Print every line of the listing exactly, please.
———
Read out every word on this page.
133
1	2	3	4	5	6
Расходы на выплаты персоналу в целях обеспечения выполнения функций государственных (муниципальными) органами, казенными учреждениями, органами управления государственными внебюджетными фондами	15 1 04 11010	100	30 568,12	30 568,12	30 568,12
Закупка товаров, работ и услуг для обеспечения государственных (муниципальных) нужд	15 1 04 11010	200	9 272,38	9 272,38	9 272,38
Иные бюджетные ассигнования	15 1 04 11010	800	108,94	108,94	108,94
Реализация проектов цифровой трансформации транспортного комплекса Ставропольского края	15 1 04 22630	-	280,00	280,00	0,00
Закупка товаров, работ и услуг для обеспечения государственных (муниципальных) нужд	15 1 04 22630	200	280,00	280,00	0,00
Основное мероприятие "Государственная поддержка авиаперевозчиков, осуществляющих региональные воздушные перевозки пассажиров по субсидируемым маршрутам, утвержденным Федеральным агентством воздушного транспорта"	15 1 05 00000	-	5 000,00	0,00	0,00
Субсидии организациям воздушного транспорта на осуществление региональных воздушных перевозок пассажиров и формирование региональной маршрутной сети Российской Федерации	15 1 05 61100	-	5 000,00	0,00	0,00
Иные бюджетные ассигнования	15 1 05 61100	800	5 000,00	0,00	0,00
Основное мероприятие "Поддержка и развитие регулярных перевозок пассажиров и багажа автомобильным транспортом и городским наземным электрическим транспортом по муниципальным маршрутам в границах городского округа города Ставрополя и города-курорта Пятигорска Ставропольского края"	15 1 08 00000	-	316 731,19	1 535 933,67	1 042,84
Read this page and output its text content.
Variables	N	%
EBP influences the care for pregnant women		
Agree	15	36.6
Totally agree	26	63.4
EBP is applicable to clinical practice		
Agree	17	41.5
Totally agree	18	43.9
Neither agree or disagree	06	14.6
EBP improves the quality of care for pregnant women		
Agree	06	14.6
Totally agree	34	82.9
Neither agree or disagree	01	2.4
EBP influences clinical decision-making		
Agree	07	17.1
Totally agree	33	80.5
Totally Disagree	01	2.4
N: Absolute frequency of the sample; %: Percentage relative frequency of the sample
———
**RESPONSE TO THE TASK:**
Read out every word on this page.
133
1	2	3	4	5	6
Расходы на выплаты персоналу в целях обеспечения выполнения функций государственных (муниципальными) органами, казенными учреждениями, органами управления государственными внебюджетными фондами	15 1 04 11010	100	30 568,12	30 568,12	30 568,12
Закупка товаров, работ и услуг для обеспечения государственных (муниципальных) нужд	15 1 04 11010	200	9 272,38	9 272,38	9 272,38
Иные бюджетные ассигнования	15 1 04 11010	800	108,94	108,94	108,94
Реализация проектов цифровой трансформации транспортного комплекса Ставропольского края	15 1 04 22630	-	280,00	280,00	0,00
Закупка товаров, работ и услуг для обеспечения государственных (муниципальных) нужд	15 1 04 22630	200	280,00	280,00	0,00
Основное мероприятие "Государственная поддержка авиаперевозчиков, осуществляющих региональные воздушные перевозки пассажиров по субсидируемым маршрутам, утвержденным Федеральным агентством воздушного транспорта"	15 1 05 00000	-	5 000,00	0,00	0,00
Субсидии организациям воздушного транспорта на осуществление региональных воздушных перевозок пассажиров и формирование региональной маршрутной сети Российской Федерации	15 1 05 61100	-	5 000,00	0,00	0,00
Иные бюджетные ассигнования	15 1 05 61100	800	5 000,00	0,00	0,00
Основное мероприятие "Поддержка и развитие регулярных перевозок пассажиров и багажа автомобильным транспортом и городским наземным электрическим транспортом по муниципальным маршрутам в границах городского округа города Ставрополя и города-курорта Пятигорска Ставропольского края"	15 1 08 00000	-	316 731,19	1 535 933,67	1 042,84
Read this page and output its text content.
Variables	N	%
EBP influences the care for pregnant women		
Agree	15	36.6
Totally agree	26	63.4
EBP is applicable to clinical practice		
Agree	17	41.5
Totally agree	18	43.9
Neither agree or disagree	06	14.6
EBP improves the quality of care for pregnant women		
Agree	06	14.6
Totally agree	34	82.9
Neither agree or disagree	01	2.4
EBP influences clinical decision-making		
Agree	07	17.1
Totally agree	33	80.5
Totally Disagree	01	2.4
N: Absolute frequency of the sample; %: Percentage relative frequency of the sample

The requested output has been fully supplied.